Goal >>
Set down the material below in full, matching it exactly.

Record excerpts >>
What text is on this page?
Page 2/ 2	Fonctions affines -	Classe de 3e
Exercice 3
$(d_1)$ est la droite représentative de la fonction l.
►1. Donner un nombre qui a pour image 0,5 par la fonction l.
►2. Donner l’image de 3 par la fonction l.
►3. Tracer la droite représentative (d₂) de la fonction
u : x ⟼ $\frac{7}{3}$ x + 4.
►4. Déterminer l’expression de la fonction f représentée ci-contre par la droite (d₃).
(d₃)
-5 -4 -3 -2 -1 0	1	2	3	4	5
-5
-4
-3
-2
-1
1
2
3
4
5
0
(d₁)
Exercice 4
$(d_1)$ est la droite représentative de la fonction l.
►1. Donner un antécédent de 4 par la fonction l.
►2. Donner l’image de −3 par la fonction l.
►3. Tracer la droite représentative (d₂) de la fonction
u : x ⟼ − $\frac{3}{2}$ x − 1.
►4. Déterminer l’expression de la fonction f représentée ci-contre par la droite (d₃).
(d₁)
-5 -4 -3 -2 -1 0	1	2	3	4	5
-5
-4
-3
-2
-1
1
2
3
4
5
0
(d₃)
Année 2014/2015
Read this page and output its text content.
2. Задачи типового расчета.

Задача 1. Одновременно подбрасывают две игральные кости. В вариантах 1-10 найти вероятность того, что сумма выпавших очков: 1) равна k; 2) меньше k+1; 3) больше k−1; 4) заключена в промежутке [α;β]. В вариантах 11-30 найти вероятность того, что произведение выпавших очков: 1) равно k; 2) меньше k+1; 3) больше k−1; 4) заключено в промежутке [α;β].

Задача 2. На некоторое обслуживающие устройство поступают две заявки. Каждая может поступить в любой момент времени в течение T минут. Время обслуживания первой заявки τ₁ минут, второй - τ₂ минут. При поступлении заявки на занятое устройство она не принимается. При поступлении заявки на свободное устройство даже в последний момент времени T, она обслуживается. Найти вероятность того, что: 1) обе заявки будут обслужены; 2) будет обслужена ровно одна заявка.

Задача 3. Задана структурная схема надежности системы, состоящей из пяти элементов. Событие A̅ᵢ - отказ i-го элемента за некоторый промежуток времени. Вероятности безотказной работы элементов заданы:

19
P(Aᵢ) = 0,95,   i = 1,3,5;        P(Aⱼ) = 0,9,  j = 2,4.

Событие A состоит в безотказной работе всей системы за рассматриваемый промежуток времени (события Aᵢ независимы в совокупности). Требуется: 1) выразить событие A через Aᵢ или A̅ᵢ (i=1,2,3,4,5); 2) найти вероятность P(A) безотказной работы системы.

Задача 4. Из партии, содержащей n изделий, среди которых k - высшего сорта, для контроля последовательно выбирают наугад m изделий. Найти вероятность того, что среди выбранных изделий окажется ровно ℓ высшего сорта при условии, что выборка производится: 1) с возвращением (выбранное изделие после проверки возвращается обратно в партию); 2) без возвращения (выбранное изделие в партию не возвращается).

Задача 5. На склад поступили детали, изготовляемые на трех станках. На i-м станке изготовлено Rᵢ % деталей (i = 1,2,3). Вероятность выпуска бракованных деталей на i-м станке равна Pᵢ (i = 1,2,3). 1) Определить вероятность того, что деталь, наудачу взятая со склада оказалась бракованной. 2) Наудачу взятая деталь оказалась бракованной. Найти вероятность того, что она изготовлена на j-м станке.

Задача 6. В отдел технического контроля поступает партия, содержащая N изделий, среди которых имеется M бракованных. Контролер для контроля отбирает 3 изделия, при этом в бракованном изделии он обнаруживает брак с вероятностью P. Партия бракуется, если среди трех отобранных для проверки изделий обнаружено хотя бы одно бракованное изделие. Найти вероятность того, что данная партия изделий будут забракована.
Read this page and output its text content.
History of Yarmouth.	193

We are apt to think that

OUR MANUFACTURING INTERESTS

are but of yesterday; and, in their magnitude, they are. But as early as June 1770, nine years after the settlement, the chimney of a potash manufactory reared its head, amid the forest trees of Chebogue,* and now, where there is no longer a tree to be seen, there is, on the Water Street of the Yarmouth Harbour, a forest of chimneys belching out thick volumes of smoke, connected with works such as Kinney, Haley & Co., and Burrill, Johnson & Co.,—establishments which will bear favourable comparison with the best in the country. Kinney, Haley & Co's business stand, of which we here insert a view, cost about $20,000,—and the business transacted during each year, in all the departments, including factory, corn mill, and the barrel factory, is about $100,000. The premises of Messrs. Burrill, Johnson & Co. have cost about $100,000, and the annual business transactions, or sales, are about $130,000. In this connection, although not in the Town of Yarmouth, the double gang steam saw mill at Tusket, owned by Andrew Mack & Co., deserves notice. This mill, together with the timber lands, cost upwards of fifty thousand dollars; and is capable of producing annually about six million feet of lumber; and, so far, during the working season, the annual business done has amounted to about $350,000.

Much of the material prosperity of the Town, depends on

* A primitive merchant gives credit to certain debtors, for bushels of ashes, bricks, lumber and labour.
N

Task output >>
What text is on this page?
Page 2/ 2	Fonctions affines -	Classe de 3e
Exercice 3
$(d_1)$ est la droite représentative de la fonction l.
►1. Donner un nombre qui a pour image 0,5 par la fonction l.
►2. Donner l’image de 3 par la fonction l.
►3. Tracer la droite représentative (d₂) de la fonction
u : x ⟼ $\frac{7}{3}$ x + 4.
►4. Déterminer l’expression de la fonction f représentée ci-contre par la droite (d₃).
(d₃)
-5 -4 -3 -2 -1 0	1	2	3	4	5
-5
-4
-3
-2
-1
1
2
3
4
5
0
(d₁)
Exercice 4
$(d_1)$ est la droite représentative de la fonction l.
►1. Donner un antécédent de 4 par la fonction l.
►2. Donner l’image de −3 par la fonction l.
►3. Tracer la droite représentative (d₂) de la fonction
u : x ⟼ − $\frac{3}{2}$ x − 1.
►4. Déterminer l’expression de la fonction f représentée ci-contre par la droite (d₃).
(d₁)
-5 -4 -3 -2 -1 0	1	2	3	4	5
-5
-4
-3
-2
-1
1
2
3
4
5
0
(d₃)
Année 2014/2015
Read this page and output its text content.
2. Задачи типового расчета.

Задача 1. Одновременно подбрасывают две игральные кости. В вариантах 1-10 найти вероятность того, что сумма выпавших очков: 1) равна k; 2) меньше k+1; 3) больше k−1; 4) заключена в промежутке [α;β]. В вариантах 11-30 найти вероятность того, что произведение выпавших очков: 1) равно k; 2) меньше k+1; 3) больше k−1; 4) заключено в промежутке [α;β].

Задача 2. На некоторое обслуживающие устройство поступают две заявки. Каждая может поступить в любой момент времени в течение T минут. Время обслуживания первой заявки τ₁ минут, второй - τ₂ минут. При поступлении заявки на занятое устройство она не принимается. При поступлении заявки на свободное устройство даже в последний момент времени T, она обслуживается. Найти вероятность того, что: 1) обе заявки будут обслужены; 2) будет обслужена ровно одна заявка.

Задача 3. Задана структурная схема надежности системы, состоящей из пяти элементов. Событие A̅ᵢ - отказ i-го элемента за некоторый промежуток времени. Вероятности безотказной работы элементов заданы:

19
P(Aᵢ) = 0,95,   i = 1,3,5;        P(Aⱼ) = 0,9,  j = 2,4.

Событие A состоит в безотказной работе всей системы за рассматриваемый промежуток времени (события Aᵢ независимы в совокупности). Требуется: 1) выразить событие A через Aᵢ или A̅ᵢ (i=1,2,3,4,5); 2) найти вероятность P(A) безотказной работы системы.

Задача 4. Из партии, содержащей n изделий, среди которых k - высшего сорта, для контроля последовательно выбирают наугад m изделий. Найти вероятность того, что среди выбранных изделий окажется ровно ℓ высшего сорта при условии, что выборка производится: 1) с возвращением (выбранное изделие после проверки возвращается обратно в партию); 2) без возвращения (выбранное изделие в партию не возвращается).

Задача 5. На склад поступили детали, изготовляемые на трех станках. На i-м станке изготовлено Rᵢ % деталей (i = 1,2,3). Вероятность выпуска бракованных деталей на i-м станке равна Pᵢ (i = 1,2,3). 1) Определить вероятность того, что деталь, наудачу взятая со склада оказалась бракованной. 2) Наудачу взятая деталь оказалась бракованной. Найти вероятность того, что она изготовлена на j-м станке.

Задача 6. В отдел технического контроля поступает партия, содержащая N изделий, среди которых имеется M бракованных. Контролер для контроля отбирает 3 изделия, при этом в бракованном изделии он обнаруживает брак с вероятностью P. Партия бракуется, если среди трех отобранных для проверки изделий обнаружено хотя бы одно бракованное изделие. Найти вероятность того, что данная партия изделий будут забракована.
Read this page and output its text content.
History of Yarmouth.	193

We are apt to think that

OUR MANUFACTURING INTERESTS

are but of yesterday; and, in their magnitude, they are. But as early as June 1770, nine years after the settlement, the chimney of a potash manufactory reared its head, amid the forest trees of Chebogue,* and now, where there is no longer a tree to be seen, there is, on the Water Street of the Yarmouth Harbour, a forest of chimneys belching out thick volumes of smoke, connected with works such as Kinney, Haley & Co., and Burrill, Johnson & Co.,—establishments which will bear favourable comparison with the best in the country. Kinney, Haley & Co's business stand, of which we here insert a view, cost about $20,000,—and the business transacted during each year, in all the departments, including factory, corn mill, and the barrel factory, is about $100,000. The premises of Messrs. Burrill, Johnson & Co. have cost about $100,000, and the annual business transactions, or sales, are about $130,000. In this connection, although not in the Town of Yarmouth, the double gang steam saw mill at Tusket, owned by Andrew Mack & Co., deserves notice. This mill, together with the timber lands, cost upwards of fifty thousand dollars; and is capable of producing annually about six million feet of lumber; and, so far, during the working season, the annual business done has amounted to about $350,000.

Much of the material prosperity of the Town, depends on

* A primitive merchant gives credit to certain debtors, for bushels of ashes, bricks, lumber and labour.
N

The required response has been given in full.